■ **What is being asked**:
Make a verbatim copy of the entries below; pictures stay out.

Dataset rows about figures
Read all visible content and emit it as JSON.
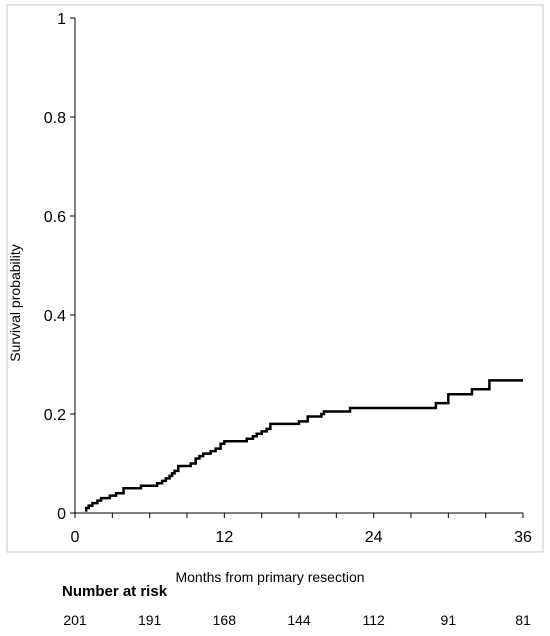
{
  "chart_data": {
    "type": "line",
    "step": true,
    "xlabel": "Months from primary resection",
    "ylabel": "Survival probability",
    "xlim": [
      0,
      36
    ],
    "ylim": [
      0,
      1
    ],
    "x_ticks": [
      0,
      12,
      24,
      36
    ],
    "x_tick_labels": [
      "0",
      "12",
      "24",
      "36"
    ],
    "y_ticks": [
      0,
      0.2,
      0.4,
      0.6,
      0.8,
      1
    ],
    "y_tick_labels": [
      "0",
      "0.2",
      "0.4",
      "0.6",
      "0.8",
      "1"
    ],
    "grid": false,
    "series": [
      {
        "color": "#000000",
        "points": [
          [
            0.8,
            0.005
          ],
          [
            0.9,
            0.01
          ],
          [
            1.1,
            0.015
          ],
          [
            1.4,
            0.02
          ],
          [
            1.8,
            0.025
          ],
          [
            2.1,
            0.03
          ],
          [
            2.8,
            0.035
          ],
          [
            3.3,
            0.04
          ],
          [
            3.9,
            0.05
          ],
          [
            5.3,
            0.055
          ],
          [
            6.6,
            0.06
          ],
          [
            7.0,
            0.065
          ],
          [
            7.3,
            0.07
          ],
          [
            7.6,
            0.075
          ],
          [
            7.8,
            0.08
          ],
          [
            8.0,
            0.085
          ],
          [
            8.3,
            0.095
          ],
          [
            9.3,
            0.1
          ],
          [
            9.7,
            0.11
          ],
          [
            10.0,
            0.115
          ],
          [
            10.3,
            0.12
          ],
          [
            10.9,
            0.125
          ],
          [
            11.3,
            0.13
          ],
          [
            11.7,
            0.14
          ],
          [
            12.0,
            0.145
          ],
          [
            13.8,
            0.15
          ],
          [
            14.3,
            0.155
          ],
          [
            14.6,
            0.16
          ],
          [
            15.0,
            0.165
          ],
          [
            15.4,
            0.17
          ],
          [
            15.7,
            0.18
          ],
          [
            18.0,
            0.185
          ],
          [
            18.7,
            0.195
          ],
          [
            19.8,
            0.2
          ],
          [
            20.0,
            0.205
          ],
          [
            22.1,
            0.212
          ],
          [
            29.0,
            0.222
          ],
          [
            30.0,
            0.24
          ],
          [
            31.9,
            0.25
          ],
          [
            33.3,
            0.268
          ],
          [
            36.0,
            0.268
          ]
        ]
      }
    ]
  },
  "number_at_risk": {
    "title": "Number at risk",
    "values": [
      "201",
      "191",
      "168",
      "144",
      "112",
      "91",
      "81"
    ]
  }
}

■ **The result**:
Read all visible content and emit it as JSON.
{
  "chart_data": {
    "type": "line",
    "step": true,
    "xlabel": "Months from primary resection",
    "ylabel": "Survival probability",
    "xlim": [
      0,
      36
    ],
    "ylim": [
      0,
      1
    ],
    "x_ticks": [
      0,
      12,
      24,
      36
    ],
    "x_tick_labels": [
      "0",
      "12",
      "24",
      "36"
    ],
    "y_ticks": [
      0,
      0.2,
      0.4,
      0.6,
      0.8,
      1
    ],
    "y_tick_labels": [
      "0",
      "0.2",
      "0.4",
      "0.6",
      "0.8",
      "1"
    ],
    "grid": false,
    "series": [
      {
        "color": "#000000",
        "points": [
          [
            0.8,
            0.005
          ],
          [
            0.9,
            0.01
          ],
          [
            1.1,
            0.015
          ],
          [
            1.4,
            0.02
          ],
          [
            1.8,
            0.025
          ],
          [
            2.1,
            0.03
          ],
          [
            2.8,
            0.035
          ],
          [
            3.3,
            0.04
          ],
          [
            3.9,
            0.05
          ],
          [
            5.3,
            0.055
          ],
          [
            6.6,
            0.06
          ],
          [
            7.0,
            0.065
          ],
          [
            7.3,
            0.07
          ],
          [
            7.6,
            0.075
          ],
          [
            7.8,
            0.08
          ],
          [
            8.0,
            0.085
          ],
          [
            8.3,
            0.095
          ],
          [
            9.3,
            0.1
          ],
          [
            9.7,
            0.11
          ],
          [
            10.0,
            0.115
          ],
          [
            10.3,
            0.12
          ],
          [
            10.9,
            0.125
          ],
          [
            11.3,
            0.13
          ],
          [
            11.7,
            0.14
          ],
          [
            12.0,
            0.145
          ],
          [
            13.8,
            0.15
          ],
          [
            14.3,
            0.155
          ],
          [
            14.6,
            0.16
          ],
          [
            15.0,
            0.165
          ],
          [
            15.4,
            0.17
          ],
          [
            15.7,
            0.18
          ],
          [
            18.0,
            0.185
          ],
          [
            18.7,
            0.195
          ],
          [
            19.8,
            0.2
          ],
          [
            20.0,
            0.205
          ],
          [
            22.1,
            0.212
          ],
          [
            29.0,
            0.222
          ],
          [
            30.0,
            0.24
          ],
          [
            31.9,
            0.25
          ],
          [
            33.3,
            0.268
          ],
          [
            36.0,
            0.268
          ]
        ]
      }
    ]
  },
  "number_at_risk": {
    "title": "Number at risk",
    "values": [
      "201",
      "191",
      "168",
      "144",
      "112",
      "91",
      "81"
    ]
  }
}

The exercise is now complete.